**TASK BRIEF**
Find every line in the records below that contains the word "Челябинской", and copy each such line.

**SUPPLIED DATA**
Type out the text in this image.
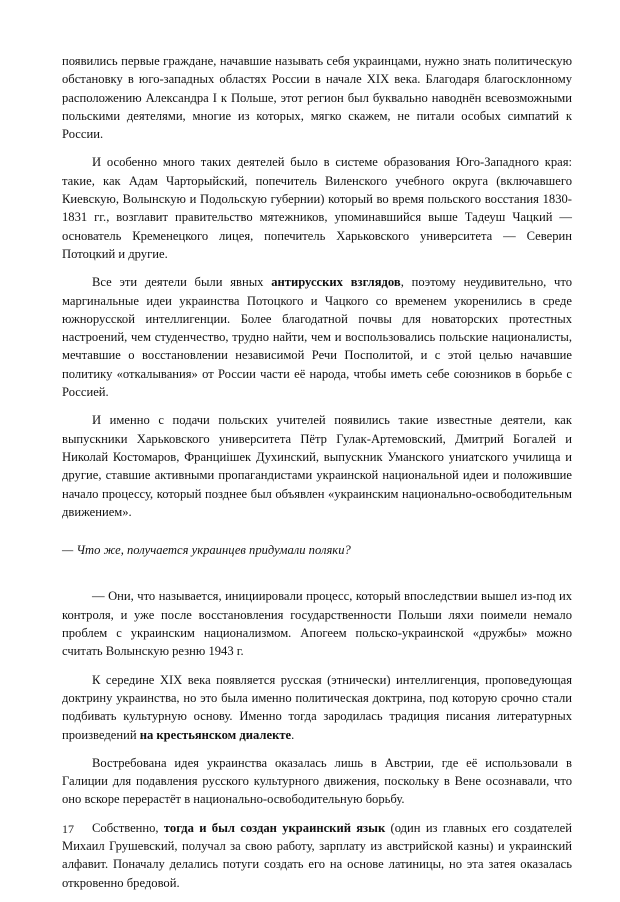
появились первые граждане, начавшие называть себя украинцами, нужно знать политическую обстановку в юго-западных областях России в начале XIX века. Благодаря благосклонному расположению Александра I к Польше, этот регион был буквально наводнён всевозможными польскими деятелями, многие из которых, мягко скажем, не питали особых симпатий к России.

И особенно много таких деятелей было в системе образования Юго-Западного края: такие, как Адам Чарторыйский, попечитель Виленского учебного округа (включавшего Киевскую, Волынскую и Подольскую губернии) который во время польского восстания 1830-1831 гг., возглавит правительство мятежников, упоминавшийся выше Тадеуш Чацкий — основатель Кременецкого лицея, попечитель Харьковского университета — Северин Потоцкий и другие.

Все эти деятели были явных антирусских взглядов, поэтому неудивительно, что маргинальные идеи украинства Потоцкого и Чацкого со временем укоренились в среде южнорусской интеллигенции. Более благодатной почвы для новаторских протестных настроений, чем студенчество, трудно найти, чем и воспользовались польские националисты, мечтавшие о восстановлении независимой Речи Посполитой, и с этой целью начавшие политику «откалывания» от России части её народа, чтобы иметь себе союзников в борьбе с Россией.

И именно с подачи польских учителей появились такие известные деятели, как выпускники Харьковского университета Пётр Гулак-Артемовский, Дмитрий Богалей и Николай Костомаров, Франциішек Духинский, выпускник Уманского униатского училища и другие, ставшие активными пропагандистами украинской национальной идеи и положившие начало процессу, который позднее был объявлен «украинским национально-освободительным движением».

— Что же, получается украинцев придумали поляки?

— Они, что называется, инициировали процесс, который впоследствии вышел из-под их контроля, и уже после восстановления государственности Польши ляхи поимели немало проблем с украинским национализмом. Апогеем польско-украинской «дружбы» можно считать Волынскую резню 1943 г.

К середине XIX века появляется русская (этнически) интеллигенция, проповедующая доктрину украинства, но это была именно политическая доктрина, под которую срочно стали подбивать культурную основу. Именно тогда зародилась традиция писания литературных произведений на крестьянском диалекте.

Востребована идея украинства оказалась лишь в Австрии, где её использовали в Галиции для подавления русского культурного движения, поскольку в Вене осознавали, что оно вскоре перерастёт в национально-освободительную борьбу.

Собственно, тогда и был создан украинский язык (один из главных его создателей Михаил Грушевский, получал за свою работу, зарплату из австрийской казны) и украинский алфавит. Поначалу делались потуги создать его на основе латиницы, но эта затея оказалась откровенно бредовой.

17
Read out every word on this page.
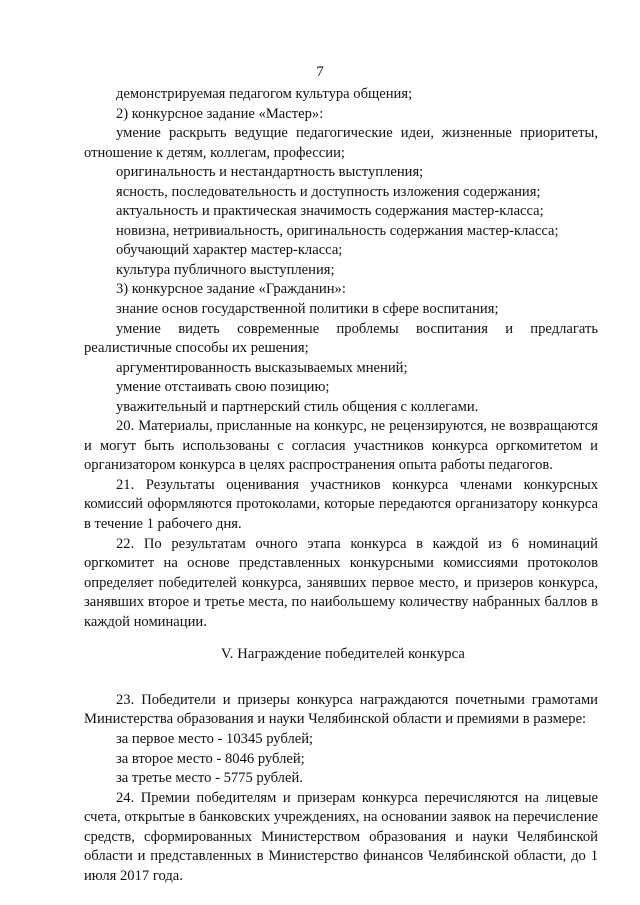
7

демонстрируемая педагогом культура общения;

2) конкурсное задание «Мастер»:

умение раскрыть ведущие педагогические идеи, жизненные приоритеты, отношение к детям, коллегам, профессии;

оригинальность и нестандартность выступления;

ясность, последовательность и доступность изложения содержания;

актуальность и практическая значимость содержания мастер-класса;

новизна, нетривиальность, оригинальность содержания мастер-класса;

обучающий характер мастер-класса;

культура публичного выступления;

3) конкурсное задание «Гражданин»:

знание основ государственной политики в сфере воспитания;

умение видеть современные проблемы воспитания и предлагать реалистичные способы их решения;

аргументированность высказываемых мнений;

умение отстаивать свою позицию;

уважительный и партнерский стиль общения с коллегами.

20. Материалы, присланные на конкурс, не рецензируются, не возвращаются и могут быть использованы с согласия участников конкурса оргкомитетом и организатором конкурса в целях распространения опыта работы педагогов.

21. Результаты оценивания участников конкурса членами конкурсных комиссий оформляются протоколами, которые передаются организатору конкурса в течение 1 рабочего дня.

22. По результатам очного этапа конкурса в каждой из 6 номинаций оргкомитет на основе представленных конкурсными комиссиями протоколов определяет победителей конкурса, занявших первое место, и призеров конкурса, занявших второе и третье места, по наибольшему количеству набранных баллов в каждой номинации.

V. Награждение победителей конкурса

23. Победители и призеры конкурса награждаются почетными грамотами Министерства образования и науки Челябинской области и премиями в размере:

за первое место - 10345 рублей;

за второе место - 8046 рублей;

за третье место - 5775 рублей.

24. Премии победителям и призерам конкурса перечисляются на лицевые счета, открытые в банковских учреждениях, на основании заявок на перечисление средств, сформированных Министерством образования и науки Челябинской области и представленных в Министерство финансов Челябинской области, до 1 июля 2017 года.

==

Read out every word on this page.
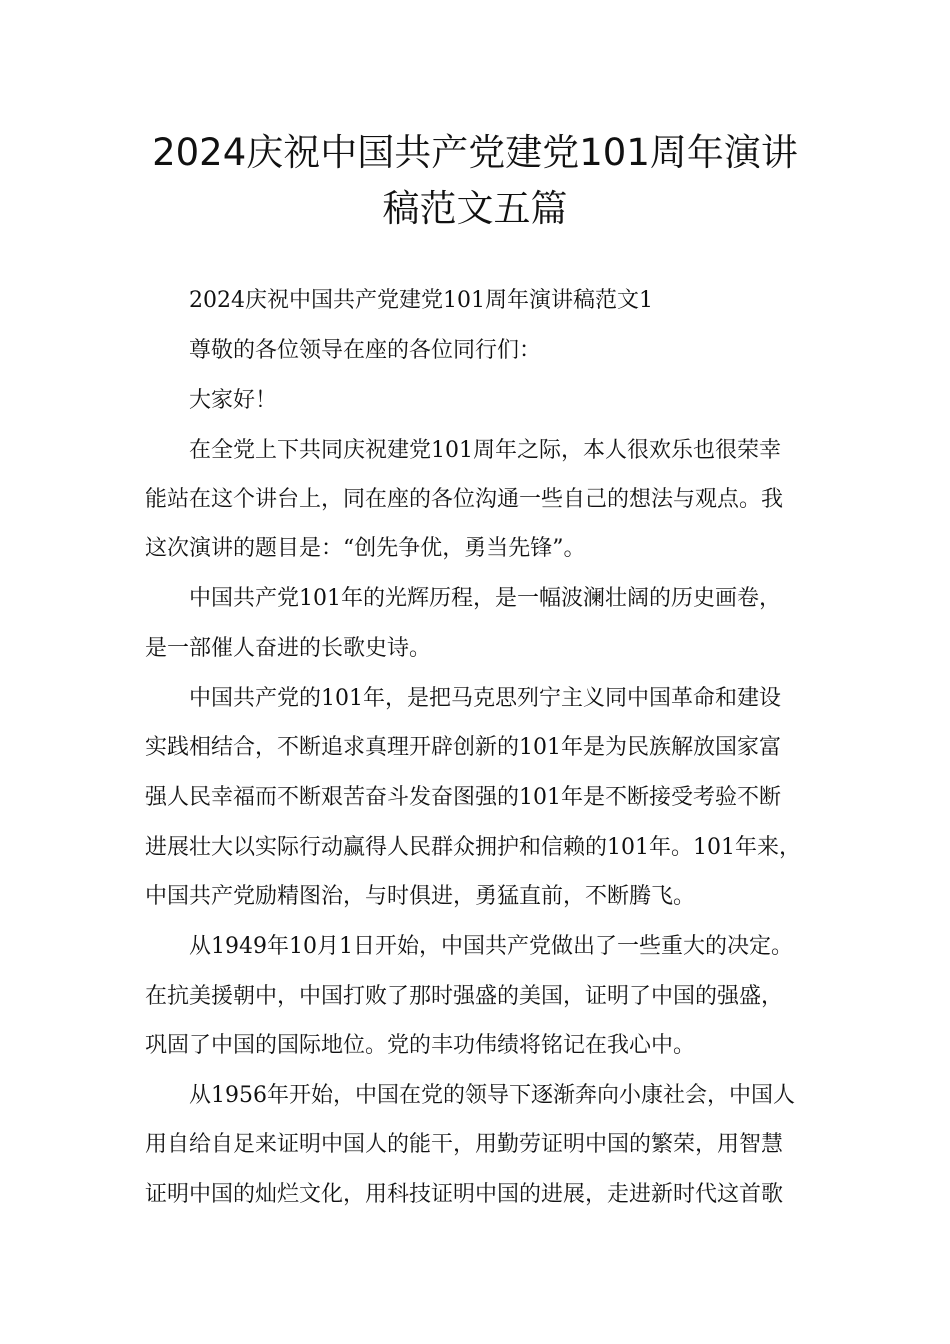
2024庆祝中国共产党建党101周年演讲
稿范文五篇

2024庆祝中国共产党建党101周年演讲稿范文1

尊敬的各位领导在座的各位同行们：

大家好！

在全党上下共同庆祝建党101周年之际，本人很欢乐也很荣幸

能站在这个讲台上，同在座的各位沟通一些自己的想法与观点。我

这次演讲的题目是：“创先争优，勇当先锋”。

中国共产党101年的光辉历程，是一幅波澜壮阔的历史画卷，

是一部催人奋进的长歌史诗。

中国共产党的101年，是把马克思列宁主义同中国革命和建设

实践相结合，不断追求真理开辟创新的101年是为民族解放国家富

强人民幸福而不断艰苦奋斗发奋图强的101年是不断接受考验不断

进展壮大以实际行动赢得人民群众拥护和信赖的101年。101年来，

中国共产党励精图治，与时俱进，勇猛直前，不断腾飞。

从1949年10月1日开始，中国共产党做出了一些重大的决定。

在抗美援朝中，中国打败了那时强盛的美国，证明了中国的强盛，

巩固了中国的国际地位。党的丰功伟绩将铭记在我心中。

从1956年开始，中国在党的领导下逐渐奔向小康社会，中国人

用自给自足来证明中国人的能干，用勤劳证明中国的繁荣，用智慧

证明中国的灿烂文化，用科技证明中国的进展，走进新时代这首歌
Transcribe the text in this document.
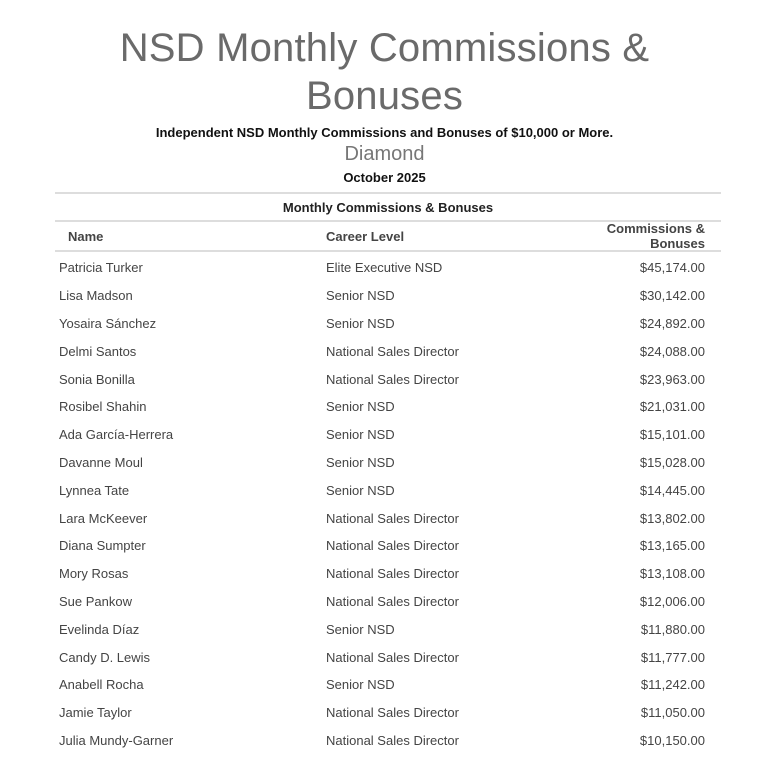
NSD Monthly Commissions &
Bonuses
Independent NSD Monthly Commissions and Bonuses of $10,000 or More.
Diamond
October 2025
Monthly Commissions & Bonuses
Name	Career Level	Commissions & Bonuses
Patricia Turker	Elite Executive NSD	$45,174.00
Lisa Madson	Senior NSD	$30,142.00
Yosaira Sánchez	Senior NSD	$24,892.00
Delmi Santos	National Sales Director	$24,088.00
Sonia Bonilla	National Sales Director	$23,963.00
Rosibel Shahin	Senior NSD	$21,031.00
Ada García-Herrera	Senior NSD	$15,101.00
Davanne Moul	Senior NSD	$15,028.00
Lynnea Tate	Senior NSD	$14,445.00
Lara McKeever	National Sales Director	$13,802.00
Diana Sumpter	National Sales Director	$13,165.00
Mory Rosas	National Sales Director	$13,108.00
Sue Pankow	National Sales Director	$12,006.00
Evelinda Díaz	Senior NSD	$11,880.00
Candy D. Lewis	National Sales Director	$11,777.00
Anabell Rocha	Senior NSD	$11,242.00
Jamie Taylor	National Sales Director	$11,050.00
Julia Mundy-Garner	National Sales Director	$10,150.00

* * *

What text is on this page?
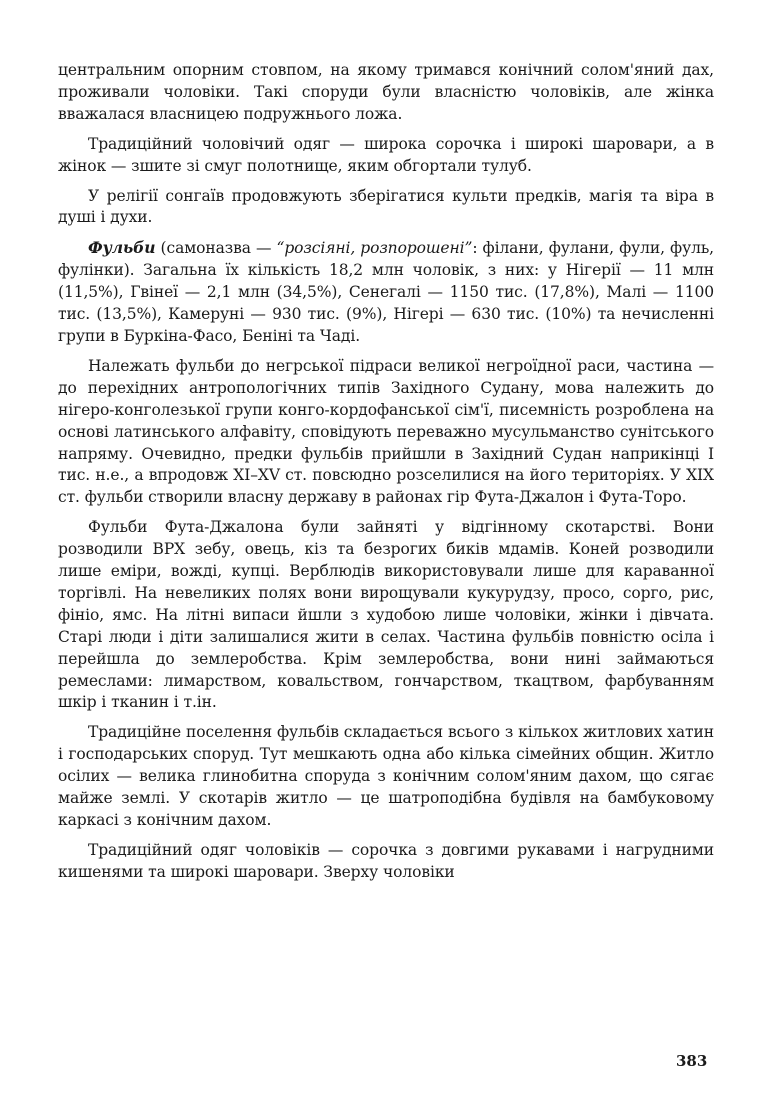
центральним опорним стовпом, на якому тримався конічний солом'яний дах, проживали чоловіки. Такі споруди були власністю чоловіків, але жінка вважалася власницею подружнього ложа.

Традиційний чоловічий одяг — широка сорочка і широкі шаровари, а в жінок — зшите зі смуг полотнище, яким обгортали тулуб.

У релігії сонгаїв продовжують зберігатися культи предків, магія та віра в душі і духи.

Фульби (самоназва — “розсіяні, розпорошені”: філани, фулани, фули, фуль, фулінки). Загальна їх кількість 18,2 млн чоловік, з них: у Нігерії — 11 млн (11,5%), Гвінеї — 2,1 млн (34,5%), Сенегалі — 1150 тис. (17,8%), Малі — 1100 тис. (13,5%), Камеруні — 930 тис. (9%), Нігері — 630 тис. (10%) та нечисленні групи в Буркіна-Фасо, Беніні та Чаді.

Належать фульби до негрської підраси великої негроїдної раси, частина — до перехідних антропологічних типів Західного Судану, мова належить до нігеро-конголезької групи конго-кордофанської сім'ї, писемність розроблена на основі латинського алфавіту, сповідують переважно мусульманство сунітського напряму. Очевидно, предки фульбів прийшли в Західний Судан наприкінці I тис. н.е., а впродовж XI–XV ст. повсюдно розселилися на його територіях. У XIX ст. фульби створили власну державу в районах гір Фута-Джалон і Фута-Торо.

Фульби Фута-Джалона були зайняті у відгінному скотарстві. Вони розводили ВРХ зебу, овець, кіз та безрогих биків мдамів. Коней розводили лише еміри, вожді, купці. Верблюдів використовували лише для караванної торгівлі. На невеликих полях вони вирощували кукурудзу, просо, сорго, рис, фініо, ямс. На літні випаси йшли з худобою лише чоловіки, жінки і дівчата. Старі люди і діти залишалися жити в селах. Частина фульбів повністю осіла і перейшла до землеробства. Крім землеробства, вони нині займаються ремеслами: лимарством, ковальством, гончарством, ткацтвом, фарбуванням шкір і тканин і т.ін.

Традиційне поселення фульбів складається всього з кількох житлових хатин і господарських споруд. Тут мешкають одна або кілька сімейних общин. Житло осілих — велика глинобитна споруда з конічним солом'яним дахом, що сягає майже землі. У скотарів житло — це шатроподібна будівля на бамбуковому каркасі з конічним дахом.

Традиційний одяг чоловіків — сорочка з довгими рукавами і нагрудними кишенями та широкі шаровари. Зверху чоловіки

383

**EXERCISE RESPONSE**
23. Победители и призеры конкурса награждаются почетными грамотами Министерства образования и науки Челябинской области и премиями в размере:
24. Премии победителям и призерам конкурса перечисляются на лицевые счета, открытые в банковских учреждениях, на основании заявок на перечисление средств, сформированных Министерством образования и науки Челябинской области и представленных в Министерство финансов Челябинской области, до 1 июля 2017 года.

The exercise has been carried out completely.